■ SUPPLIED DATA
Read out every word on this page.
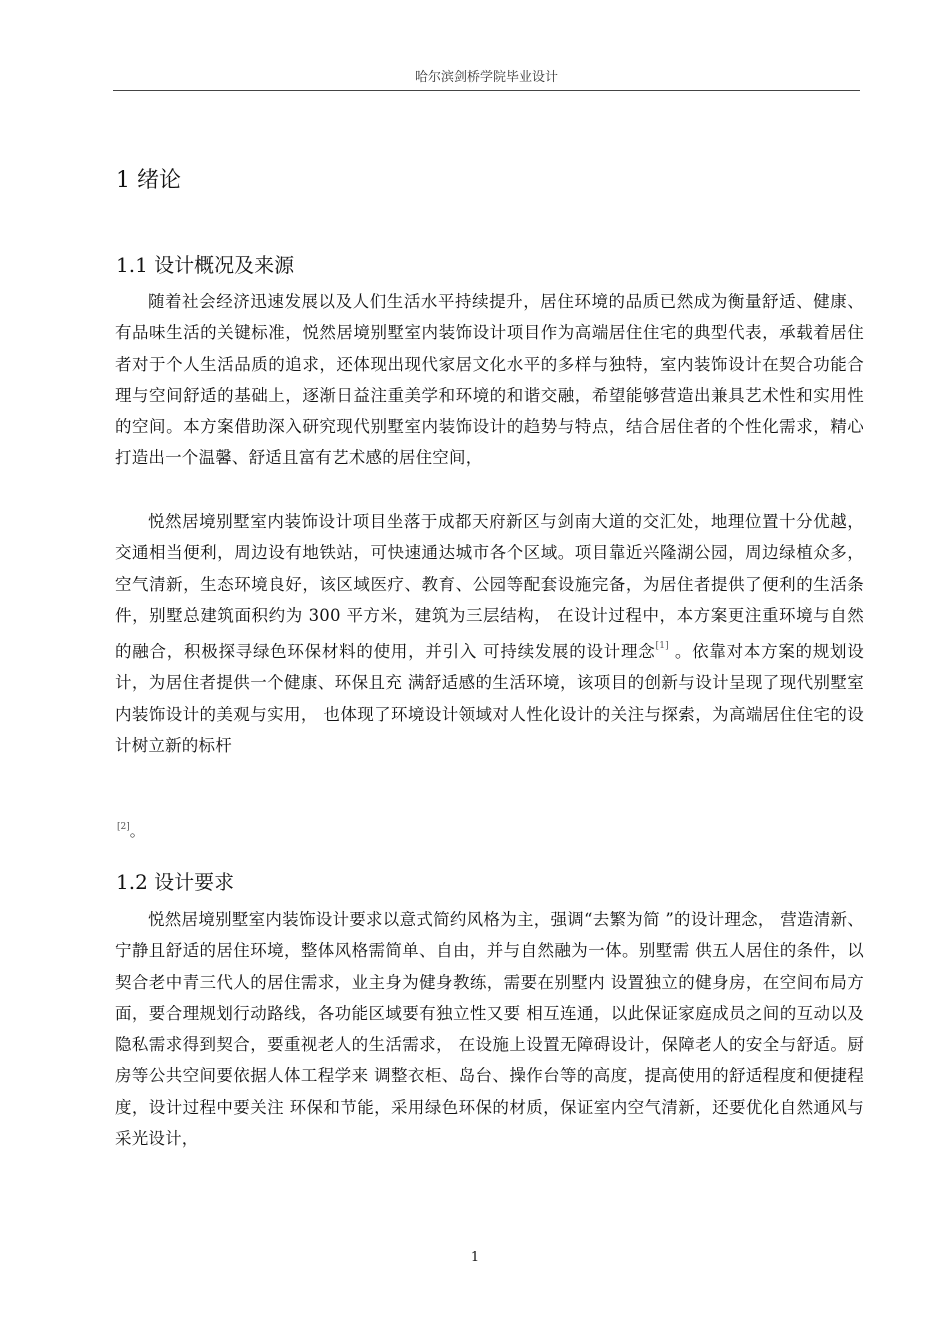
哈尔滨剑桥学院毕业设计
1 绪论
1.1 设计概况及来源

随着社会经济迅速发展以及人们生活水平持续提升，居住环境的品质已然成为衡量舒适、健康、有品味生活的关键标准，悦然居境别墅室内装饰设计项目作为高端居住住宅的典型代表，承载着居住者对于个人生活品质的追求，还体现出现代家居文化水平的多样与独特，室内装饰设计在契合功能合理与空间舒适的基础上，逐渐日益注重美学和环境的和谐交融，希望能够营造出兼具艺术性和实用性的空间。本方案借助深入研究现代别墅室内装饰设计的趋势与特点，结合居住者的个性化需求，精心打造出一个温馨、舒适且富有艺术感的居住空间，

悦然居境别墅室内装饰设计项目坐落于成都天府新区与剑南大道的交汇处，地理位置十分优越，交通相当便利，周边设有地铁站，可快速通达城市各个区域。项目靠近兴隆湖公园，周边绿植众多，空气清新，生态环境良好，该区域医疗、教育、公园等配套设施完备，为居住者提供了便利的生活条件，别墅总建筑面积约为 300 平方米，建筑为三层结构， 在设计过程中，本方案更注重环境与自然的融合，积极探寻绿色环保材料的使用，并引入 可持续发展的设计理念[1] 。依靠对本方案的规划设计，为居住者提供一个健康、环保且充 满舒适感的生活环境，该项目的创新与设计呈现了现代别墅室内装饰设计的美观与实用， 也体现了环境设计领域对人性化设计的关注与探索，为高端居住住宅的设计树立新的标杆

[2]。
1.2 设计要求

悦然居境别墅室内装饰设计要求以意式简约风格为主，强调“去繁为简 ”的设计理念， 营造清新、宁静且舒适的居住环境，整体风格需简单、自由，并与自然融为一体。别墅需 供五人居住的条件，以契合老中青三代人的居住需求，业主身为健身教练，需要在别墅内 设置独立的健身房，在空间布局方面，要合理规划行动路线，各功能区域要有独立性又要 相互连通，以此保证家庭成员之间的互动以及隐私需求得到契合，要重视老人的生活需求， 在设施上设置无障碍设计，保障老人的安全与舒适。厨房等公共空间要依据人体工程学来 调整衣柜、岛台、操作台等的高度，提高使用的舒适程度和便捷程度，设计过程中要关注 环保和节能，采用绿色环保的材质，保证室内空气清新，还要优化自然通风与采光设计，

1
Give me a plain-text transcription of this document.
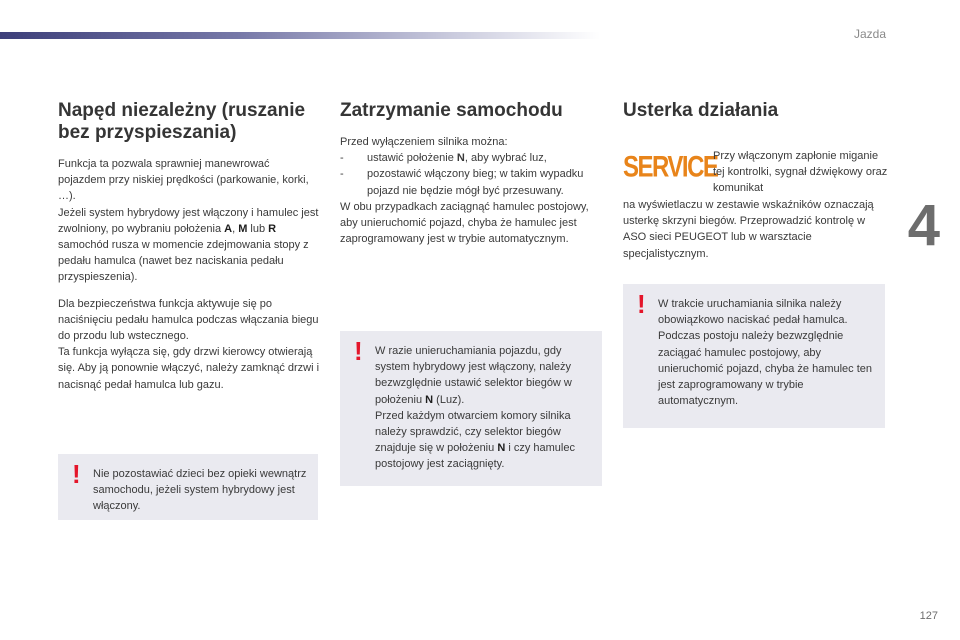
Jazda
4
127
Napęd niezależny (ruszanie
bez przyspieszania)

Funkcja ta pozwala sprawniej manewrować pojazdem przy niskiej prędkości (parkowanie, korki, …).
Jeżeli system hybrydowy jest włączony i hamulec jest zwolniony, po wybraniu położenia A, M lub R samochód rusza w momencie zdejmowania stopy z pedału hamulca (nawet bez naciskania pedału przyspieszenia).

Dla bezpieczeństwa funkcja aktywuje się po naciśnięciu pedału hamulca podczas włączania biegu do przodu lub wstecznego.
Ta funkcja wyłącza się, gdy drzwi kierowcy otwierają się. Aby ją ponownie włączyć, należy zamknąć drzwi i nacisnąć pedał hamulca lub gazu.

! Nie pozostawiać dzieci bez opieki wewnątrz samochodu, jeżeli system hybrydowy jest włączony.

Zatrzymanie samochodu

Przed wyłączeniem silnika można:

- ustawić położenie N, aby wybrać luz,
- pozostawić włączony bieg; w takim wypadku pojazd nie będzie mógł być przesuwany.

W obu przypadkach zaciągnąć hamulec postojowy, aby unieruchomić pojazd, chyba że hamulec jest zaprogramowany jest w trybie automatycznym.

! W razie unieruchamiania pojazdu, gdy system hybrydowy jest włączony, należy bezwzględnie ustawić selektor biegów w położeniu N (Luz).
Przed każdym otwarciem komory silnika należy sprawdzić, czy selektor biegów znajduje się w położeniu N i czy hamulec postojowy jest zaciągnięty.

Usterka działania
SERVICE

Przy włączonym zapłonie miganie tej kontrolki, sygnał dźwiękowy oraz komunikat

na wyświetlaczu w zestawie wskaźników oznaczają usterkę skrzyni biegów. Przeprowadzić kontrolę w ASO sieci PEUGEOT lub w warsztacie specjalistycznym.

! W trakcie uruchamiania silnika należy obowiązkowo naciskać pedał hamulca. Podczas postoju należy bezwzględnie zaciągać hamulec postojowy, aby unieruchomić pojazd, chyba że hamulec ten jest zaprogramowany w trybie automatycznym.
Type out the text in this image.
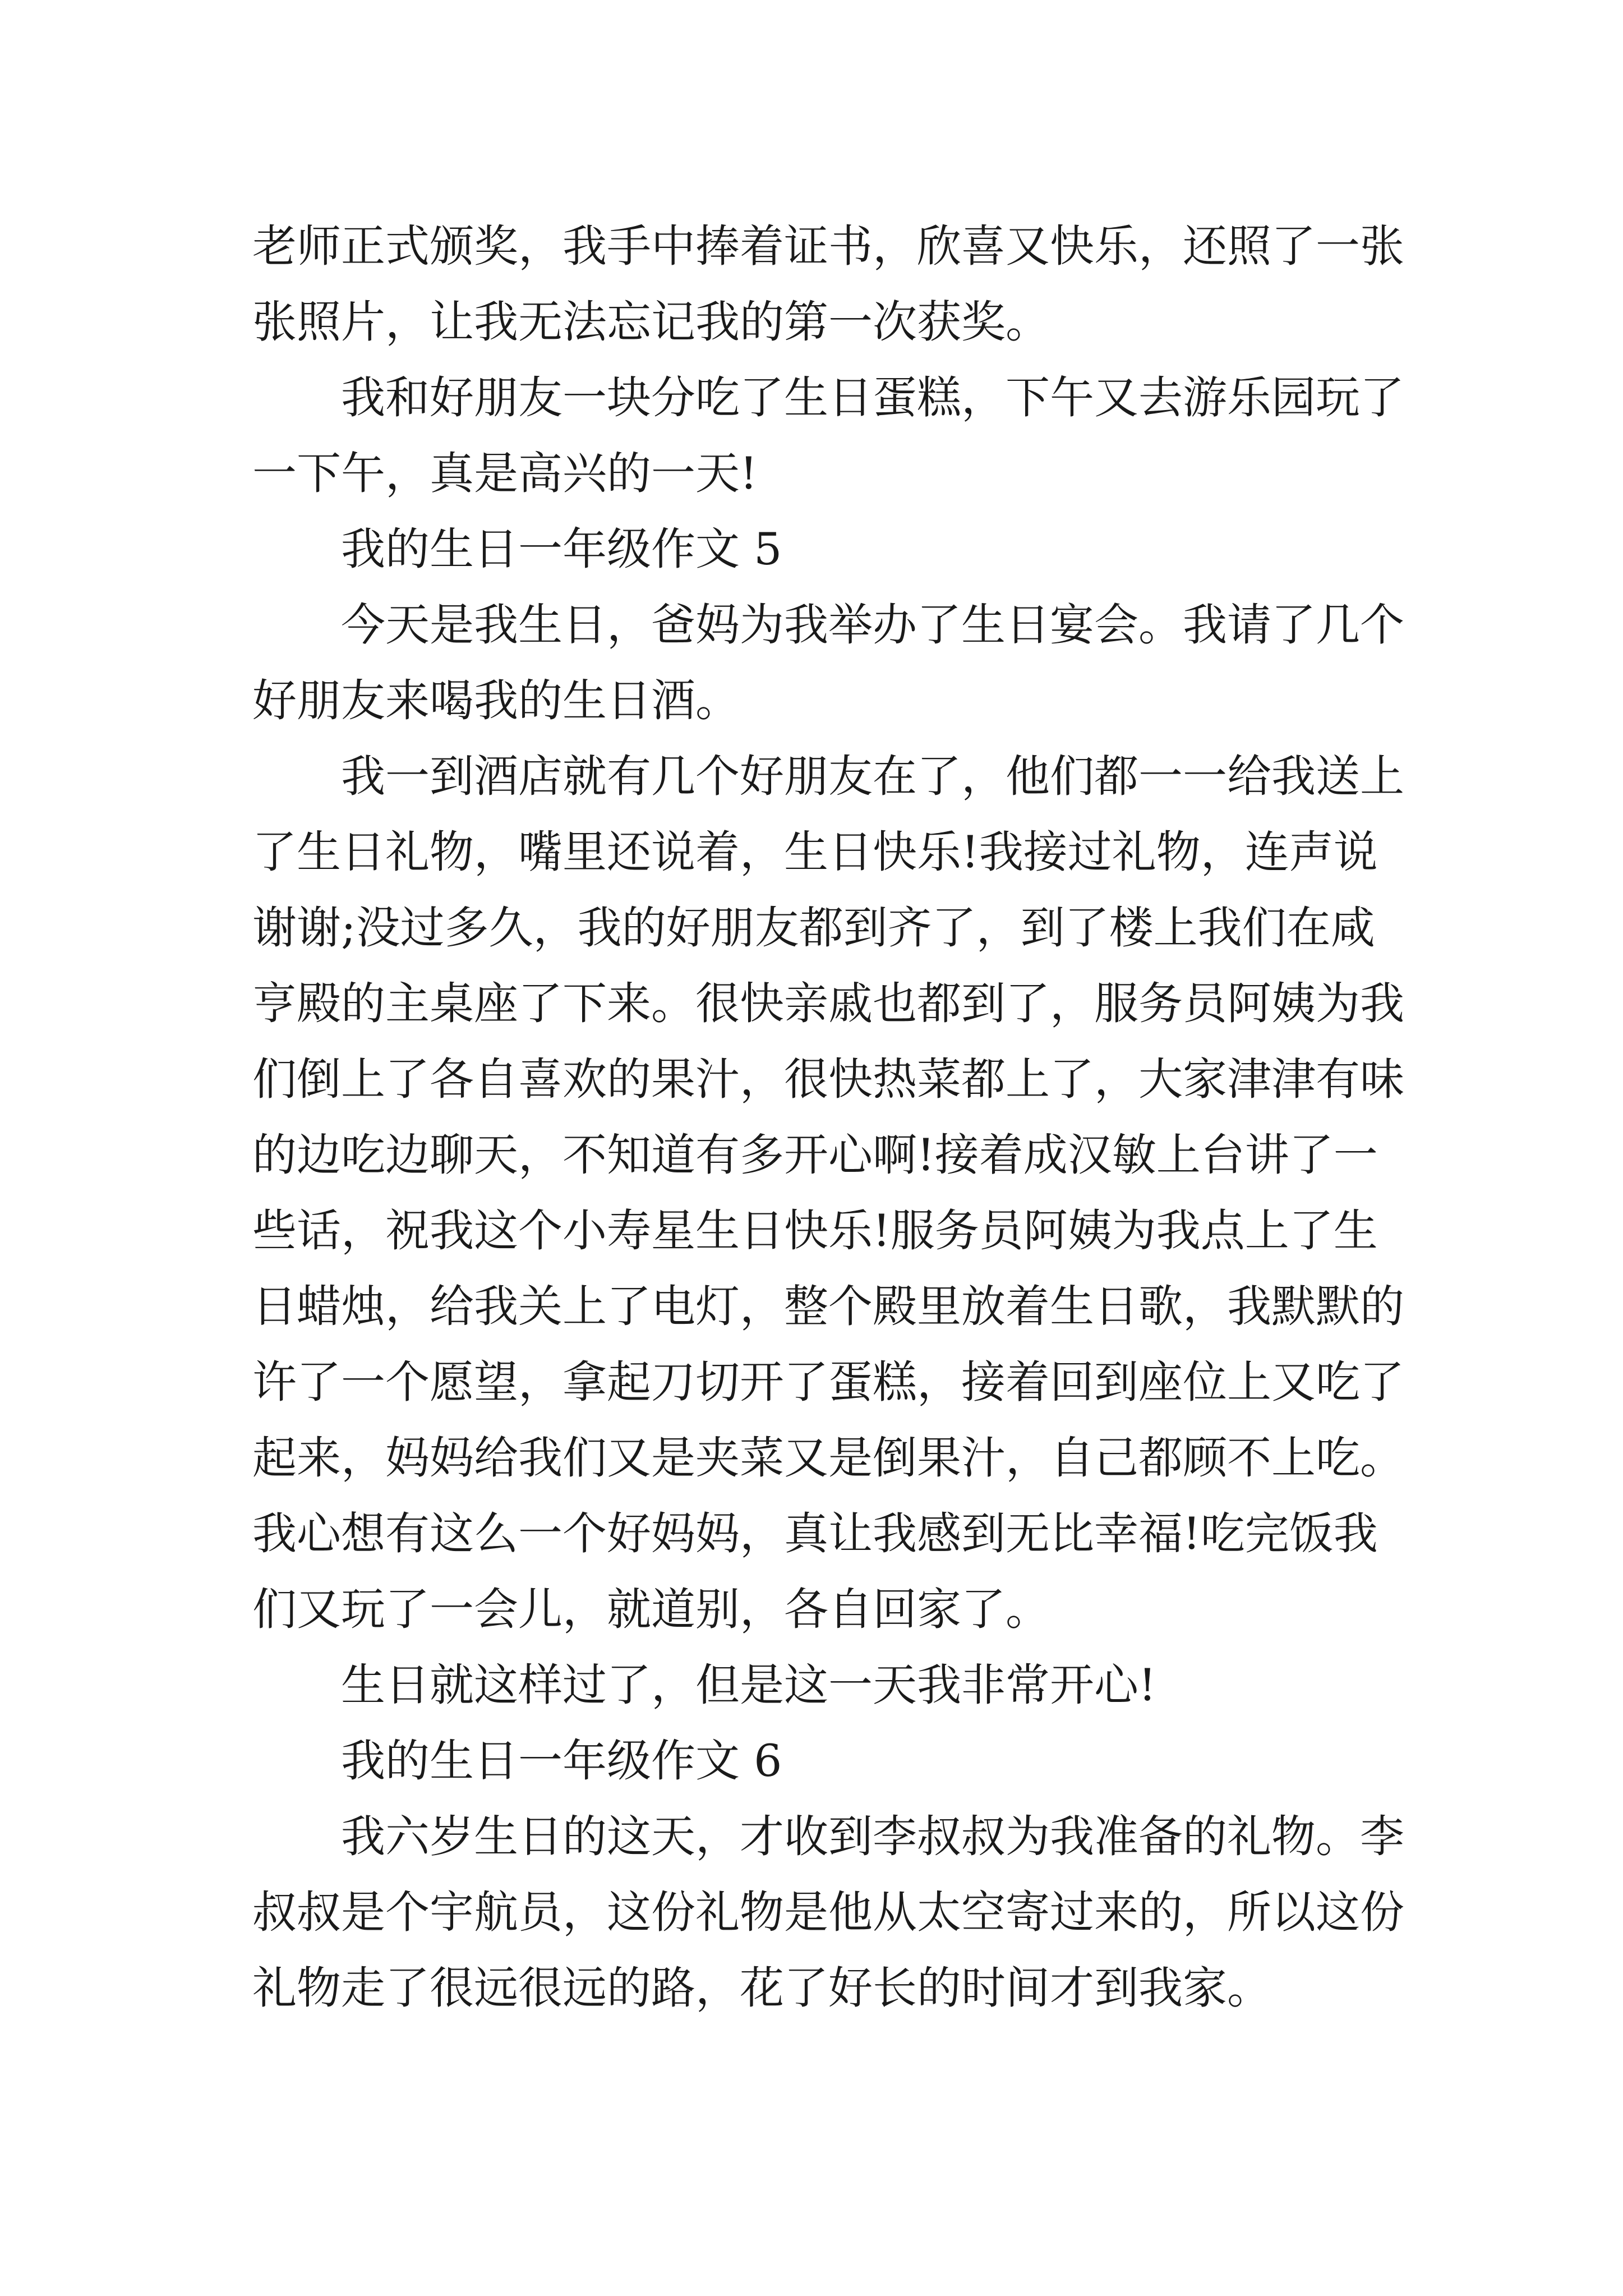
老师正式颁奖，我手中捧着证书，欣喜又快乐，还照了一张
张照片，让我无法忘记我的第一次获奖。
我和好朋友一块分吃了生日蛋糕，下午又去游乐园玩了
一下午，真是高兴的一天!
我的生日一年级作文 5
今天是我生日，爸妈为我举办了生日宴会。我请了几个
好朋友来喝我的生日酒。
我一到酒店就有几个好朋友在了，他们都一一给我送上
了生日礼物，嘴里还说着，生日快乐!我接过礼物，连声说
谢谢;没过多久，我的好朋友都到齐了，到了楼上我们在咸
亨殿的主桌座了下来。很快亲戚也都到了，服务员阿姨为我
们倒上了各自喜欢的果汁，很快热菜都上了，大家津津有味
的边吃边聊天，不知道有多开心啊!接着成汉敏上台讲了一
些话，祝我这个小寿星生日快乐!服务员阿姨为我点上了生
日蜡烛，给我关上了电灯，整个殿里放着生日歌，我默默的
许了一个愿望，拿起刀切开了蛋糕，接着回到座位上又吃了
起来，妈妈给我们又是夹菜又是倒果汁，自己都顾不上吃。
我心想有这么一个好妈妈，真让我感到无比幸福!吃完饭我
们又玩了一会儿，就道别，各自回家了。
生日就这样过了，但是这一天我非常开心!
我的生日一年级作文 6
我六岁生日的这天，才收到李叔叔为我准备的礼物。李
叔叔是个宇航员，这份礼物是他从太空寄过来的，所以这份
礼物走了很远很远的路，花了好长的时间才到我家。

■ SET PROBLEM
Strip out the pictures and quote the remaining data word for word.

■ EXERCISE ANSWER
Read out every word on this page.
哈尔滨剑桥学院毕业设计
1 绪论
1.1 设计概况及来源

随着社会经济迅速发展以及人们生活水平持续提升，居住环境的品质已然成为衡量舒适、健康、有品味生活的关键标准，悦然居境别墅室内装饰设计项目作为高端居住住宅的典型代表，承载着居住者对于个人生活品质的追求，还体现出现代家居文化水平的多样与独特，室内装饰设计在契合功能合理与空间舒适的基础上，逐渐日益注重美学和环境的和谐交融，希望能够营造出兼具艺术性和实用性的空间。本方案借助深入研究现代别墅室内装饰设计的趋势与特点，结合居住者的个性化需求，精心打造出一个温馨、舒适且富有艺术感的居住空间，

悦然居境别墅室内装饰设计项目坐落于成都天府新区与剑南大道的交汇处，地理位置十分优越，交通相当便利，周边设有地铁站，可快速通达城市各个区域。项目靠近兴隆湖公园，周边绿植众多，空气清新，生态环境良好，该区域医疗、教育、公园等配套设施完备，为居住者提供了便利的生活条件，别墅总建筑面积约为 300 平方米，建筑为三层结构， 在设计过程中，本方案更注重环境与自然的融合，积极探寻绿色环保材料的使用，并引入 可持续发展的设计理念[1] 。依靠对本方案的规划设计，为居住者提供一个健康、环保且充 满舒适感的生活环境，该项目的创新与设计呈现了现代别墅室内装饰设计的美观与实用， 也体现了环境设计领域对人性化设计的关注与探索，为高端居住住宅的设计树立新的标杆

[2]。
1.2 设计要求

悦然居境别墅室内装饰设计要求以意式简约风格为主，强调“去繁为简 ”的设计理念， 营造清新、宁静且舒适的居住环境，整体风格需简单、自由，并与自然融为一体。别墅需 供五人居住的条件，以契合老中青三代人的居住需求，业主身为健身教练，需要在别墅内 设置独立的健身房，在空间布局方面，要合理规划行动路线，各功能区域要有独立性又要 相互连通，以此保证家庭成员之间的互动以及隐私需求得到契合，要重视老人的生活需求， 在设施上设置无障碍设计，保障老人的安全与舒适。厨房等公共空间要依据人体工程学来 调整衣柜、岛台、操作台等的高度，提高使用的舒适程度和便捷程度，设计过程中要关注 环保和节能，采用绿色环保的材质，保证室内空气清新，还要优化自然通风与采光设计，

1
Give me a plain-text transcription of this document.
Jazda
4
127
Napęd niezależny (ruszanie
bez przyspieszania)

Funkcja ta pozwala sprawniej manewrować pojazdem przy niskiej prędkości (parkowanie, korki, …).
Jeżeli system hybrydowy jest włączony i hamulec jest zwolniony, po wybraniu położenia A, M lub R samochód rusza w momencie zdejmowania stopy z pedału hamulca (nawet bez naciskania pedału przyspieszenia).

Dla bezpieczeństwa funkcja aktywuje się po naciśnięciu pedału hamulca podczas włączania biegu do przodu lub wstecznego.
Ta funkcja wyłącza się, gdy drzwi kierowcy otwierają się. Aby ją ponownie włączyć, należy zamknąć drzwi i nacisnąć pedał hamulca lub gazu.

! Nie pozostawiać dzieci bez opieki wewnątrz samochodu, jeżeli system hybrydowy jest włączony.

Zatrzymanie samochodu

Przed wyłączeniem silnika można:

- ustawić położenie N, aby wybrać luz,
- pozostawić włączony bieg; w takim wypadku pojazd nie będzie mógł być przesuwany.

W obu przypadkach zaciągnąć hamulec postojowy, aby unieruchomić pojazd, chyba że hamulec jest zaprogramowany jest w trybie automatycznym.

! W razie unieruchamiania pojazdu, gdy system hybrydowy jest włączony, należy bezwzględnie ustawić selektor biegów w położeniu N (Luz).
Przed każdym otwarciem komory silnika należy sprawdzić, czy selektor biegów znajduje się w położeniu N i czy hamulec postojowy jest zaciągnięty.

Usterka działania
SERVICE

Przy włączonym zapłonie miganie tej kontrolki, sygnał dźwiękowy oraz komunikat

na wyświetlaczu w zestawie wskaźników oznaczają usterkę skrzyni biegów. Przeprowadzić kontrolę w ASO sieci PEUGEOT lub w warsztacie specjalistycznym.

! W trakcie uruchamiania silnika należy obowiązkowo naciskać pedał hamulca. Podczas postoju należy bezwzględnie zaciągać hamulec postojowy, aby unieruchomić pojazd, chyba że hamulec ten jest zaprogramowany w trybie automatycznym.
Type out the text in this image.
老师正式颁奖，我手中捧着证书，欣喜又快乐，还照了一张
张照片，让我无法忘记我的第一次获奖。
我和好朋友一块分吃了生日蛋糕，下午又去游乐园玩了
一下午，真是高兴的一天!
我的生日一年级作文 5
今天是我生日，爸妈为我举办了生日宴会。我请了几个
好朋友来喝我的生日酒。
我一到酒店就有几个好朋友在了，他们都一一给我送上
了生日礼物，嘴里还说着，生日快乐!我接过礼物，连声说
谢谢;没过多久，我的好朋友都到齐了，到了楼上我们在咸
亨殿的主桌座了下来。很快亲戚也都到了，服务员阿姨为我
们倒上了各自喜欢的果汁，很快热菜都上了，大家津津有味
的边吃边聊天，不知道有多开心啊!接着成汉敏上台讲了一
些话，祝我这个小寿星生日快乐!服务员阿姨为我点上了生
日蜡烛，给我关上了电灯，整个殿里放着生日歌，我默默的
许了一个愿望，拿起刀切开了蛋糕，接着回到座位上又吃了
起来，妈妈给我们又是夹菜又是倒果汁，自己都顾不上吃。
我心想有这么一个好妈妈，真让我感到无比幸福!吃完饭我
们又玩了一会儿，就道别，各自回家了。
生日就这样过了，但是这一天我非常开心!
我的生日一年级作文 6
我六岁生日的这天，才收到李叔叔为我准备的礼物。李
叔叔是个宇航员，这份礼物是他从太空寄过来的，所以这份
礼物走了很远很远的路，花了好长的时间才到我家。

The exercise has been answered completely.